### Given request
Gather every line in the data below that contains the word "tiny".

»»

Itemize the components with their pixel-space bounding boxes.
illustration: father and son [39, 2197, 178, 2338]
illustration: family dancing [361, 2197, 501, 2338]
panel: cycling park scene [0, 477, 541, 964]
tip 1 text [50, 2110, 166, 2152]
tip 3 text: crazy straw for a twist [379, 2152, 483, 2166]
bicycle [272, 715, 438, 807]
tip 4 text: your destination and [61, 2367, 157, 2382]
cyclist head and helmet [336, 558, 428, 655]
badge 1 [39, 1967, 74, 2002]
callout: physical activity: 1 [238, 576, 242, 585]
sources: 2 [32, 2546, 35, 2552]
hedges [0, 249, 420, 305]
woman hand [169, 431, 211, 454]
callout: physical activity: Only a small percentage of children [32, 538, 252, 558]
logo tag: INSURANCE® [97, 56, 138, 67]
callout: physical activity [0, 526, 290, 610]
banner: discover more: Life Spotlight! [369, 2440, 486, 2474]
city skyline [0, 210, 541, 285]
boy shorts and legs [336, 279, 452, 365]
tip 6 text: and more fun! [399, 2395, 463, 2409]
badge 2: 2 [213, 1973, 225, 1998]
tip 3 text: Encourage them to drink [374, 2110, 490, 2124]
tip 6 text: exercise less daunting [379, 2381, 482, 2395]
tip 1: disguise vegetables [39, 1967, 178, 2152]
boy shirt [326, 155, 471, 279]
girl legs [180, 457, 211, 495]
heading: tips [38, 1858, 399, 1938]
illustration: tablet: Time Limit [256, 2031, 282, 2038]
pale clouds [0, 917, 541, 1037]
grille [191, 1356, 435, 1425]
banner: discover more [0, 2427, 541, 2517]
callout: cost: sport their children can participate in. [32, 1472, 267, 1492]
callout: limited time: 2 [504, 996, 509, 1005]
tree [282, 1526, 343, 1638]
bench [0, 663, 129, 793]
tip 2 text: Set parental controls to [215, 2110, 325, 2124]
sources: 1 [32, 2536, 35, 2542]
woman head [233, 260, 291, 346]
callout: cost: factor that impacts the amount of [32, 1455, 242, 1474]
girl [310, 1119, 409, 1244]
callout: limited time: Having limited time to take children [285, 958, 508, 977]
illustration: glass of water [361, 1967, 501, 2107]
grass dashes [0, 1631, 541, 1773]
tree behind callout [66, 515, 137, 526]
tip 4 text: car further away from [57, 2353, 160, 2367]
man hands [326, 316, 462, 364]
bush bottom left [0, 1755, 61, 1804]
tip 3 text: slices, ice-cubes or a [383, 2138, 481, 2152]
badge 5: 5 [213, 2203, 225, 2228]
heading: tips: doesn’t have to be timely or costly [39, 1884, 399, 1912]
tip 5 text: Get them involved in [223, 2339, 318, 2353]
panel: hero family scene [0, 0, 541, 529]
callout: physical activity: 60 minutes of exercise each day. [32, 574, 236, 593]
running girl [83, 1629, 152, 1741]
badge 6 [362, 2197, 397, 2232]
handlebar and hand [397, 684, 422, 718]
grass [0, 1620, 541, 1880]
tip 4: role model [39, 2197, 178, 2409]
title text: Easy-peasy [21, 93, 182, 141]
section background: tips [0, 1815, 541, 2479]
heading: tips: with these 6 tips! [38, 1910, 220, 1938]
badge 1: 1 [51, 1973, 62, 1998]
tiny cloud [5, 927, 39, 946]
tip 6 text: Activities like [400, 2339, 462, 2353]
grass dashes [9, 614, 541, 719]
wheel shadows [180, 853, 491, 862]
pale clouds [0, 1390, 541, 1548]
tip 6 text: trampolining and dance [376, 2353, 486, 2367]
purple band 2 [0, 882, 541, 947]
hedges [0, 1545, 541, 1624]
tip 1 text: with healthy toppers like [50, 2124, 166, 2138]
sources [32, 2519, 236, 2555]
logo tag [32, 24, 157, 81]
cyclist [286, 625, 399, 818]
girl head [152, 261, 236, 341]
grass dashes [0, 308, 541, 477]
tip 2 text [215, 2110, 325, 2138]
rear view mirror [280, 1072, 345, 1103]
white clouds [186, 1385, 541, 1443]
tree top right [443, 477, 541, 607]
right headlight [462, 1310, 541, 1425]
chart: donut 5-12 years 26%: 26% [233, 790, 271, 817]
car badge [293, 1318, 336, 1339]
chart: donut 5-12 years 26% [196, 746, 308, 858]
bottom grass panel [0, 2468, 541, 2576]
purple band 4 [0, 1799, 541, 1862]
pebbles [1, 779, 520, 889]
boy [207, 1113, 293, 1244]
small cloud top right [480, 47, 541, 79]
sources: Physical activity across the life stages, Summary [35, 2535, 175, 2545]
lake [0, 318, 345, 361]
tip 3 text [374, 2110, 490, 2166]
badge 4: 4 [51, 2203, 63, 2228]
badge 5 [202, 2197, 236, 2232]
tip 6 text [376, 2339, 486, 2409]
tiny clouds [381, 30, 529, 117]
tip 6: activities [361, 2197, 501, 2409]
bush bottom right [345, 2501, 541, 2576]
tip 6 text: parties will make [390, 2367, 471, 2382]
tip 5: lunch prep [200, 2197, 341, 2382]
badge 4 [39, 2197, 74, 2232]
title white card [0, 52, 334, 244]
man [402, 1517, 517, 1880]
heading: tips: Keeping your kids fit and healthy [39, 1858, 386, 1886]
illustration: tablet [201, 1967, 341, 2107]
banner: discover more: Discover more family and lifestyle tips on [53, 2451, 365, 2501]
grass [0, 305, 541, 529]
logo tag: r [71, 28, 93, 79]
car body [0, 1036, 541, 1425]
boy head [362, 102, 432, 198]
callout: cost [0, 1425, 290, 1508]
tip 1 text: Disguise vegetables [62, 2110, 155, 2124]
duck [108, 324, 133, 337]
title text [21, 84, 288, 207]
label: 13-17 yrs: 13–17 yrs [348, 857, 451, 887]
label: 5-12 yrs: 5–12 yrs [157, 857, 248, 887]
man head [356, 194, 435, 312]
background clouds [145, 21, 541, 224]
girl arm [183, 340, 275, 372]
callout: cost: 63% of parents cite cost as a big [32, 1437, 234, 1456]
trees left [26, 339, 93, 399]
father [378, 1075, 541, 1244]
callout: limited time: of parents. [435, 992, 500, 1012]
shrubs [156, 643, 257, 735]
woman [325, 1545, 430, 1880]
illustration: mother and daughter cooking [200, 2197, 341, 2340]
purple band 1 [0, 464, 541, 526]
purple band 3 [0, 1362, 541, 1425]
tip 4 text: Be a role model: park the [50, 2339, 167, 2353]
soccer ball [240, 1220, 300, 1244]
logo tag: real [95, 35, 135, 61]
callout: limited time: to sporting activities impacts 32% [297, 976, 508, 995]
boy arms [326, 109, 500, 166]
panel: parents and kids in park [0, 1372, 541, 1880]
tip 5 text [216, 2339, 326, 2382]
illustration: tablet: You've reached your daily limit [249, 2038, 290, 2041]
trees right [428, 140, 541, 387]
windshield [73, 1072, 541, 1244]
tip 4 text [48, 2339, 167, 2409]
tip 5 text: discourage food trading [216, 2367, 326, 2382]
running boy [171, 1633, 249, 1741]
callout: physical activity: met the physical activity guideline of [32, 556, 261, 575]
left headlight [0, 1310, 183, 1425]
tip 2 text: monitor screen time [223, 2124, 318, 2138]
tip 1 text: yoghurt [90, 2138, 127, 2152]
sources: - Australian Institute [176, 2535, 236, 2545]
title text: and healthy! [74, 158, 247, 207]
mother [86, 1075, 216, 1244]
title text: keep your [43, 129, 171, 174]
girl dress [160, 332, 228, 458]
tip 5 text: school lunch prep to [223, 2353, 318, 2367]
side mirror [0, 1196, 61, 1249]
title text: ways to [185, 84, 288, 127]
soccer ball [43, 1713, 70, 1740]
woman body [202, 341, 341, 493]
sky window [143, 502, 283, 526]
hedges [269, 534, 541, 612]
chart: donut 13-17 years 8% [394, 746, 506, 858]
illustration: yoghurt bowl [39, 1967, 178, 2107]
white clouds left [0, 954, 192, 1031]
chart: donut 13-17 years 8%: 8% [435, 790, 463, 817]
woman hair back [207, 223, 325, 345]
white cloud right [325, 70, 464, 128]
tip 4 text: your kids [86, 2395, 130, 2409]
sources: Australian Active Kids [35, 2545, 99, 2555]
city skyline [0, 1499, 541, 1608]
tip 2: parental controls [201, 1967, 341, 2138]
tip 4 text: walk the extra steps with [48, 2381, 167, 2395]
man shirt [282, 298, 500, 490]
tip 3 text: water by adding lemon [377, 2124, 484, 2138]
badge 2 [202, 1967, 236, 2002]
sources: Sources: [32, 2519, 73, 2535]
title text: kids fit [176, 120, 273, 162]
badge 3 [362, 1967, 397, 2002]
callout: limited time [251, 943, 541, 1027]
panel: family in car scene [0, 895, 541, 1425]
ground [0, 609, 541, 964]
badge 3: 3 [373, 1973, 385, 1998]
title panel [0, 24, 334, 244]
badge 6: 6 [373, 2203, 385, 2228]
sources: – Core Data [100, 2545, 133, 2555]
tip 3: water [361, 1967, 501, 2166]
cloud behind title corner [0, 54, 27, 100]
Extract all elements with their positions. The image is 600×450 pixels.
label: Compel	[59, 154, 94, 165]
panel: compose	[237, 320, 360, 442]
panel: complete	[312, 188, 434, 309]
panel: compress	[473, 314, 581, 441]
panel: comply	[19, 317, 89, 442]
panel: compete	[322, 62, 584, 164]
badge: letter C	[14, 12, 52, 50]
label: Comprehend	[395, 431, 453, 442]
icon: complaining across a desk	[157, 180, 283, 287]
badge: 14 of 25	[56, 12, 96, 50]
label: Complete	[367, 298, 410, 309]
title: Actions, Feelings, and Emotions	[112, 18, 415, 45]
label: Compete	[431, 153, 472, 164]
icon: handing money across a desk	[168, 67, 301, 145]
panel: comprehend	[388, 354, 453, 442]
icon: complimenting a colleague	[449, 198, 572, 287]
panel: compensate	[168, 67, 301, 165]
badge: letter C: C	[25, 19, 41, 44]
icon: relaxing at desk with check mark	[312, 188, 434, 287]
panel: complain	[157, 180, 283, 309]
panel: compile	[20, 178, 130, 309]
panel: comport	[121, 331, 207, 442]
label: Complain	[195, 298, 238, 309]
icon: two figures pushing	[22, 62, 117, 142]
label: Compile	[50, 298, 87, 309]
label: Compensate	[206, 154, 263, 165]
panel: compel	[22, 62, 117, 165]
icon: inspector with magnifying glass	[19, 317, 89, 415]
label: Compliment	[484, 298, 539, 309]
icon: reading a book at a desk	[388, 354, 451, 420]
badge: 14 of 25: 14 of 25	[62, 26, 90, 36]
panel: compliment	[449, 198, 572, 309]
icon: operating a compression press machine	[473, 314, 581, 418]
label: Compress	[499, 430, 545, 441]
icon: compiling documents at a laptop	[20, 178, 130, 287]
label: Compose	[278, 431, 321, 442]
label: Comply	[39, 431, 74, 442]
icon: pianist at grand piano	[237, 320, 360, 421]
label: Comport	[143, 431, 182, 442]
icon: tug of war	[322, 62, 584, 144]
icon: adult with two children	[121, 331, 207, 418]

««

### Final answer
tiny cloud [5, 927, 39, 946]
tiny clouds [381, 30, 529, 117]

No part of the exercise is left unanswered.